Set task: Write out every entry precisely as given, leaving the pictures out.

--- BEGIN Items ---

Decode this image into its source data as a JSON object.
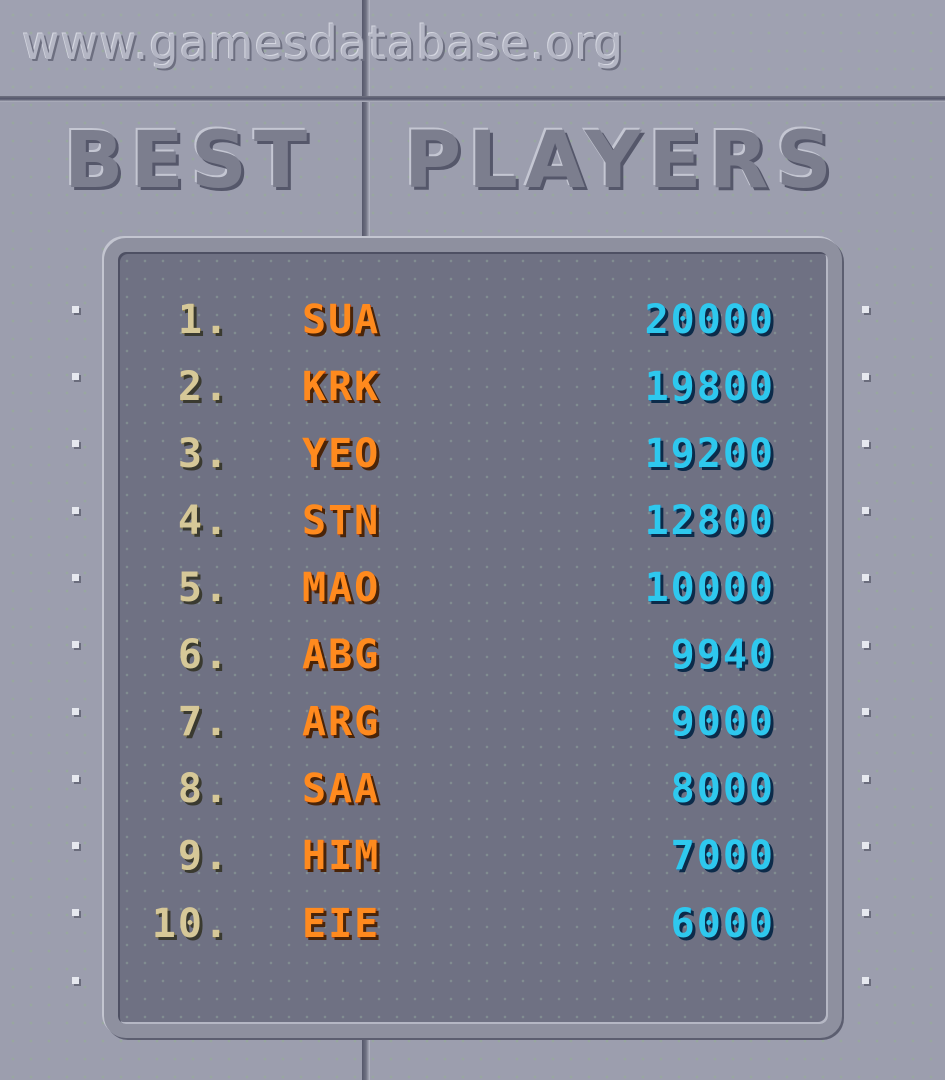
{
  "watermark": "www.gamesdatabase.org",
  "title": {
    "word1": "BEST",
    "word2": "PLAYERS"
  },
  "scoreboard": [
    {
      "rank": "1.",
      "name": "SUA",
      "score": "20000"
    },
    {
      "rank": "2.",
      "name": "KRK",
      "score": "19800"
    },
    {
      "rank": "3.",
      "name": "YEO",
      "score": "19200"
    },
    {
      "rank": "4.",
      "name": "STN",
      "score": "12800"
    },
    {
      "rank": "5.",
      "name": "MAO",
      "score": "10000"
    },
    {
      "rank": "6.",
      "name": "ABG",
      "score": "9940"
    },
    {
      "rank": "7.",
      "name": "ARG",
      "score": "9000"
    },
    {
      "rank": "8.",
      "name": "SAA",
      "score": "8000"
    },
    {
      "rank": "9.",
      "name": "HIM",
      "score": "7000"
    },
    {
      "rank": "10.",
      "name": "EIE",
      "score": "6000"
    }
  ],
  "colors": {
    "rank": "#d6c898",
    "name": "#ff8a1e",
    "score": "#2ec8ee",
    "panel": "#6f7183",
    "background": "#9c9eae"
  }
}
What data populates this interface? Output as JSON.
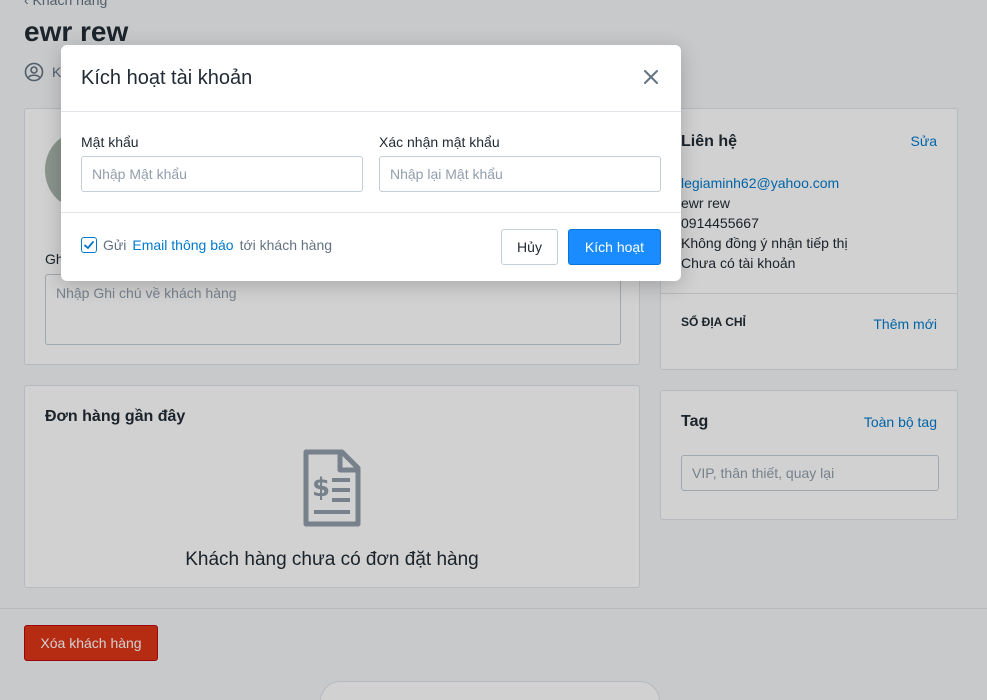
{
  "page": {
    "breadcrumb": "‹ Khách hàng",
    "title": "ewr rew",
    "meta_text": "K",
    "note_label": "Gh",
    "note_placeholder": "Nhập Ghi chú về khách hàng"
  },
  "orders": {
    "title": "Đơn hàng gần đây",
    "empty_text": "Khách hàng chưa có đơn đặt hàng"
  },
  "contact": {
    "title": "Liên hệ",
    "edit_label": "Sửa",
    "email": "legiaminh62@yahoo.com",
    "name": "ewr rew",
    "phone": "0914455667",
    "marketing": "Không đồng ý nhận tiếp thị",
    "account": "Chưa có tài khoản",
    "address_label": "SỔ ĐỊA CHỈ",
    "address_add": "Thêm mới"
  },
  "tags": {
    "title": "Tag",
    "all_label": "Toàn bộ tag",
    "placeholder": "VIP, thân thiết, quay lại"
  },
  "footer": {
    "delete_label": "Xóa khách hàng"
  },
  "modal": {
    "title": "Kích hoạt tài khoản",
    "password_label": "Mật khẩu",
    "password_placeholder": "Nhập Mật khẩu",
    "confirm_label": "Xác nhận mật khẩu",
    "confirm_placeholder": "Nhập lại Mật khẩu",
    "send_prefix": "Gửi",
    "send_link": "Email thông báo",
    "send_suffix": "tới khách hàng",
    "send_checked": true,
    "cancel_label": "Hủy",
    "activate_label": "Kích hoạt"
  },
  "colors": {
    "primary": "#1a8cff",
    "link": "#007ace",
    "danger": "#de3618"
  }
}
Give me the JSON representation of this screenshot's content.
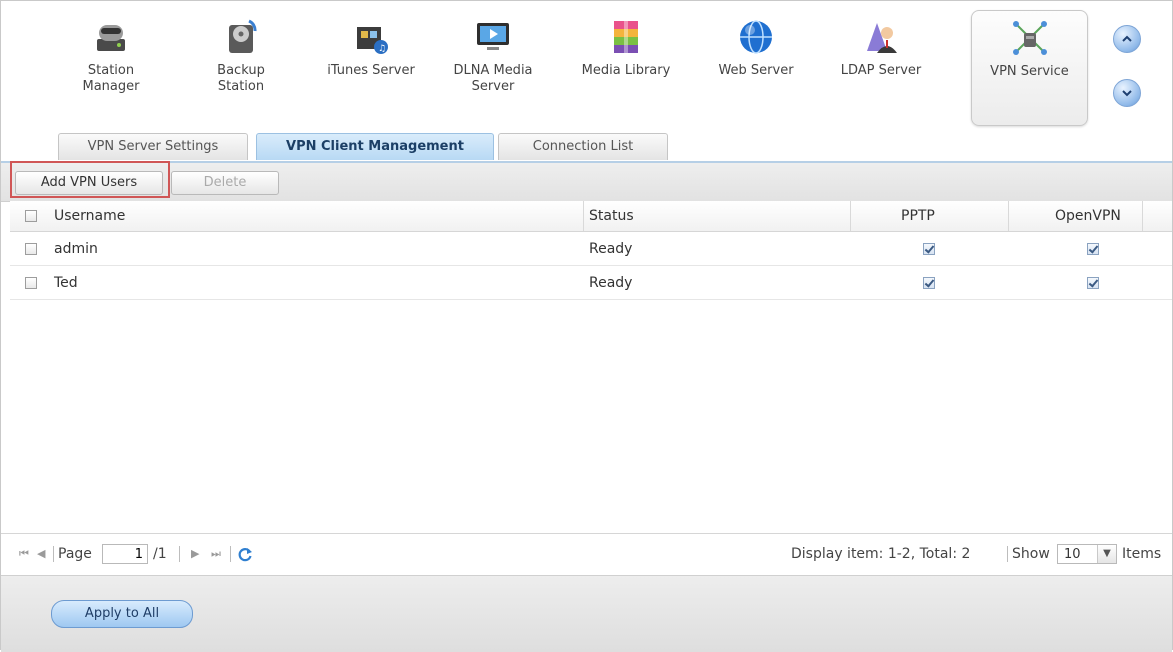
{
  "apps": [
    {
      "label": "Station\nManager",
      "icon": "station-manager-icon"
    },
    {
      "label": "Backup\nStation",
      "icon": "backup-station-icon"
    },
    {
      "label": "iTunes Server",
      "icon": "itunes-server-icon"
    },
    {
      "label": "DLNA Media\nServer",
      "icon": "dlna-media-server-icon"
    },
    {
      "label": "Media Library",
      "icon": "media-library-icon"
    },
    {
      "label": "Web Server",
      "icon": "web-server-icon"
    },
    {
      "label": "LDAP Server",
      "icon": "ldap-server-icon"
    },
    {
      "label": "VPN Service",
      "icon": "vpn-service-icon",
      "selected": true
    }
  ],
  "tabs": [
    {
      "label": "VPN Server Settings"
    },
    {
      "label": "VPN Client Management",
      "active": true
    },
    {
      "label": "Connection List"
    }
  ],
  "toolbar": {
    "add_label": "Add VPN Users",
    "delete_label": "Delete"
  },
  "grid": {
    "headers": {
      "username": "Username",
      "status": "Status",
      "pptp": "PPTP",
      "openvpn": "OpenVPN"
    },
    "rows": [
      {
        "username": "admin",
        "status": "Ready",
        "pptp": true,
        "openvpn": true
      },
      {
        "username": "Ted",
        "status": "Ready",
        "pptp": true,
        "openvpn": true
      }
    ]
  },
  "pager": {
    "page_label": "Page",
    "page_value": "1",
    "total_pages": "/1",
    "display_text": "Display item: 1-2, Total: 2",
    "show_label": "Show",
    "show_value": "10",
    "items_label": "Items"
  },
  "footer": {
    "apply_label": "Apply to All"
  },
  "colors": {
    "accent": "#b8d9f4",
    "highlight": "#d05656"
  }
}
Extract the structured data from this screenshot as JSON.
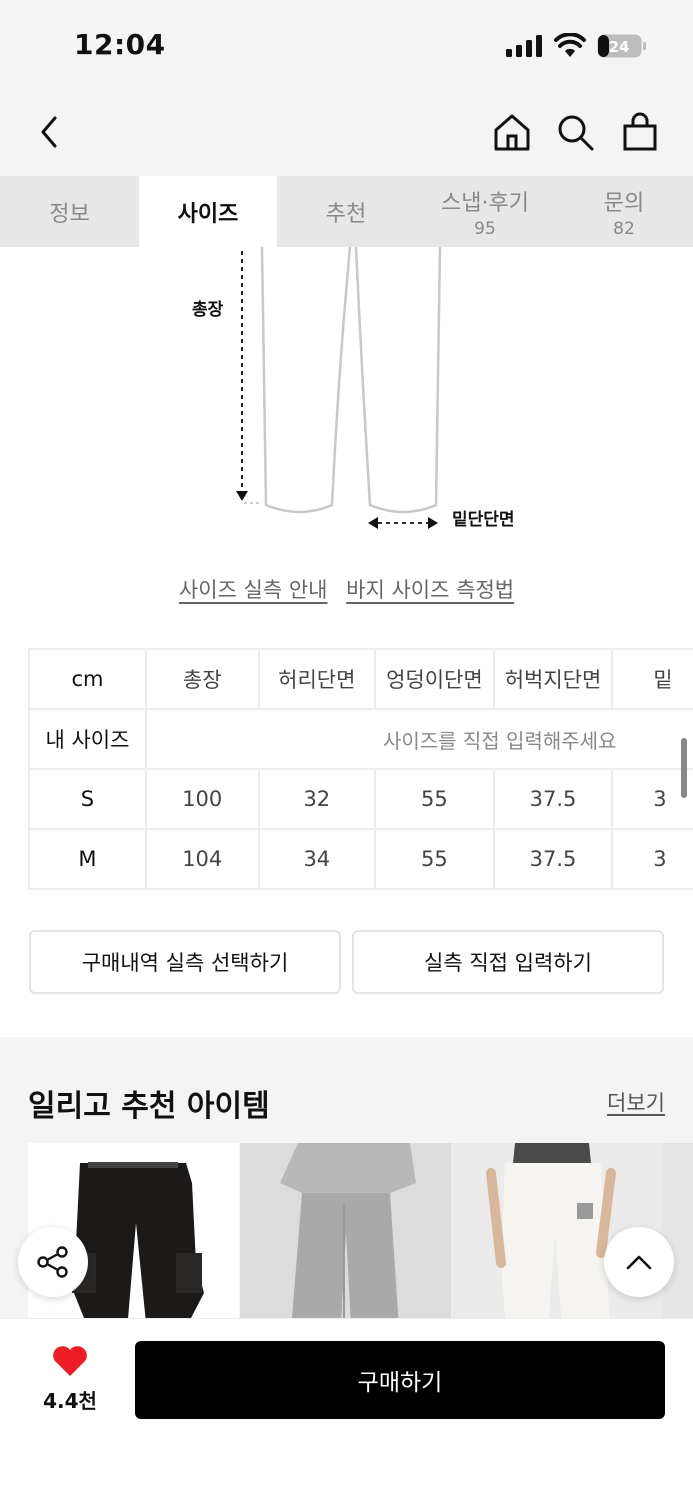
{
  "status_bar": {
    "time": "12:04",
    "battery": "24"
  },
  "tabs": [
    {
      "label": "정보",
      "count": ""
    },
    {
      "label": "사이즈",
      "count": ""
    },
    {
      "label": "추천",
      "count": ""
    },
    {
      "label": "스냅·후기",
      "count": "95"
    },
    {
      "label": "문의",
      "count": "82"
    }
  ],
  "active_tab": "사이즈",
  "diagram": {
    "total_length_label": "총장",
    "hem_label": "밑단단면"
  },
  "guide_links": {
    "size_guide": "사이즈 실측 안내",
    "pants_measure": "바지 사이즈 측정법"
  },
  "size_table": {
    "headers": [
      "cm",
      "총장",
      "허리단면",
      "엉덩이단면",
      "허벅지단면",
      "밑"
    ],
    "my_size_label": "내 사이즈",
    "my_size_placeholder": "사이즈를 직접 입력해주세요",
    "rows": [
      {
        "size": "S",
        "values": [
          "100",
          "32",
          "55",
          "37.5",
          "3"
        ]
      },
      {
        "size": "M",
        "values": [
          "104",
          "34",
          "55",
          "37.5",
          "3"
        ]
      }
    ]
  },
  "buttons": {
    "purchase_history": "구매내역 실측 선택하기",
    "manual_input": "실측 직접 입력하기"
  },
  "recommend": {
    "title": "일리고 추천 아이템",
    "more": "더보기"
  },
  "bottom": {
    "like_count": "4.4천",
    "buy_label": "구매하기"
  },
  "colors": {
    "heart": "#ee1c25",
    "buy_button": "#000000",
    "tab_bg": "#e7e7e7"
  }
}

--- END Items ---

Right answer:
Decode this image into its source data as a JSON object.
{
  "watermark": "www.gamesdatabase.org",
  "title": {
    "word1": "BEST",
    "word2": "PLAYERS"
  },
  "scoreboard": [
    {
      "rank": "1.",
      "name": "SUA",
      "score": "20000"
    },
    {
      "rank": "2.",
      "name": "KRK",
      "score": "19800"
    },
    {
      "rank": "3.",
      "name": "YEO",
      "score": "19200"
    },
    {
      "rank": "4.",
      "name": "STN",
      "score": "12800"
    },
    {
      "rank": "5.",
      "name": "MAO",
      "score": "10000"
    },
    {
      "rank": "6.",
      "name": "ABG",
      "score": "9940"
    },
    {
      "rank": "7.",
      "name": "ARG",
      "score": "9000"
    },
    {
      "rank": "8.",
      "name": "SAA",
      "score": "8000"
    },
    {
      "rank": "9.",
      "name": "HIM",
      "score": "7000"
    },
    {
      "rank": "10.",
      "name": "EIE",
      "score": "6000"
    }
  ],
  "colors": {
    "rank": "#d6c898",
    "name": "#ff8a1e",
    "score": "#2ec8ee",
    "panel": "#6f7183",
    "background": "#9c9eae"
  }
}
What data populates this interface? Output as JSON.
{
  "page": {
    "breadcrumb": "‹ Khách hàng",
    "title": "ewr rew",
    "meta_text": "K",
    "note_label": "Gh",
    "note_placeholder": "Nhập Ghi chú về khách hàng"
  },
  "orders": {
    "title": "Đơn hàng gần đây",
    "empty_text": "Khách hàng chưa có đơn đặt hàng"
  },
  "contact": {
    "title": "Liên hệ",
    "edit_label": "Sửa",
    "email": "legiaminh62@yahoo.com",
    "name": "ewr rew",
    "phone": "0914455667",
    "marketing": "Không đồng ý nhận tiếp thị",
    "account": "Chưa có tài khoản",
    "address_label": "SỔ ĐỊA CHỈ",
    "address_add": "Thêm mới"
  },
  "tags": {
    "title": "Tag",
    "all_label": "Toàn bộ tag",
    "placeholder": "VIP, thân thiết, quay lại"
  },
  "footer": {
    "delete_label": "Xóa khách hàng"
  },
  "modal": {
    "title": "Kích hoạt tài khoản",
    "password_label": "Mật khẩu",
    "password_placeholder": "Nhập Mật khẩu",
    "confirm_label": "Xác nhận mật khẩu",
    "confirm_placeholder": "Nhập lại Mật khẩu",
    "send_prefix": "Gửi",
    "send_link": "Email thông báo",
    "send_suffix": "tới khách hàng",
    "send_checked": true,
    "cancel_label": "Hủy",
    "activate_label": "Kích hoạt"
  },
  "colors": {
    "primary": "#1a8cff",
    "link": "#007ace",
    "danger": "#de3618"
  }
}
Give me the JSON representation of this screenshot's content.
{
  "apps": [
    {
      "label": "Station\nManager",
      "icon": "station-manager-icon"
    },
    {
      "label": "Backup\nStation",
      "icon": "backup-station-icon"
    },
    {
      "label": "iTunes Server",
      "icon": "itunes-server-icon"
    },
    {
      "label": "DLNA Media\nServer",
      "icon": "dlna-media-server-icon"
    },
    {
      "label": "Media Library",
      "icon": "media-library-icon"
    },
    {
      "label": "Web Server",
      "icon": "web-server-icon"
    },
    {
      "label": "LDAP Server",
      "icon": "ldap-server-icon"
    },
    {
      "label": "VPN Service",
      "icon": "vpn-service-icon",
      "selected": true
    }
  ],
  "tabs": [
    {
      "label": "VPN Server Settings"
    },
    {
      "label": "VPN Client Management",
      "active": true
    },
    {
      "label": "Connection List"
    }
  ],
  "toolbar": {
    "add_label": "Add VPN Users",
    "delete_label": "Delete"
  },
  "grid": {
    "headers": {
      "username": "Username",
      "status": "Status",
      "pptp": "PPTP",
      "openvpn": "OpenVPN"
    },
    "rows": [
      {
        "username": "admin",
        "status": "Ready",
        "pptp": true,
        "openvpn": true
      },
      {
        "username": "Ted",
        "status": "Ready",
        "pptp": true,
        "openvpn": true
      }
    ]
  },
  "pager": {
    "page_label": "Page",
    "page_value": "1",
    "total_pages": "/1",
    "display_text": "Display item: 1-2, Total: 2",
    "show_label": "Show",
    "show_value": "10",
    "items_label": "Items"
  },
  "footer": {
    "apply_label": "Apply to All"
  },
  "colors": {
    "accent": "#b8d9f4",
    "highlight": "#d05656"
  }
}
Extract the structured data from this screenshot as JSON.
{
  "status_bar": {
    "time": "12:04",
    "battery": "24"
  },
  "tabs": [
    {
      "label": "정보",
      "count": ""
    },
    {
      "label": "사이즈",
      "count": ""
    },
    {
      "label": "추천",
      "count": ""
    },
    {
      "label": "스냅·후기",
      "count": "95"
    },
    {
      "label": "문의",
      "count": "82"
    }
  ],
  "active_tab": "사이즈",
  "diagram": {
    "total_length_label": "총장",
    "hem_label": "밑단단면"
  },
  "guide_links": {
    "size_guide": "사이즈 실측 안내",
    "pants_measure": "바지 사이즈 측정법"
  },
  "size_table": {
    "headers": [
      "cm",
      "총장",
      "허리단면",
      "엉덩이단면",
      "허벅지단면",
      "밑"
    ],
    "my_size_label": "내 사이즈",
    "my_size_placeholder": "사이즈를 직접 입력해주세요",
    "rows": [
      {
        "size": "S",
        "values": [
          "100",
          "32",
          "55",
          "37.5",
          "3"
        ]
      },
      {
        "size": "M",
        "values": [
          "104",
          "34",
          "55",
          "37.5",
          "3"
        ]
      }
    ]
  },
  "buttons": {
    "purchase_history": "구매내역 실측 선택하기",
    "manual_input": "실측 직접 입력하기"
  },
  "recommend": {
    "title": "일리고 추천 아이템",
    "more": "더보기"
  },
  "bottom": {
    "like_count": "4.4천",
    "buy_label": "구매하기"
  },
  "colors": {
    "heart": "#ee1c25",
    "buy_button": "#000000",
    "tab_bg": "#e7e7e7"
  }
}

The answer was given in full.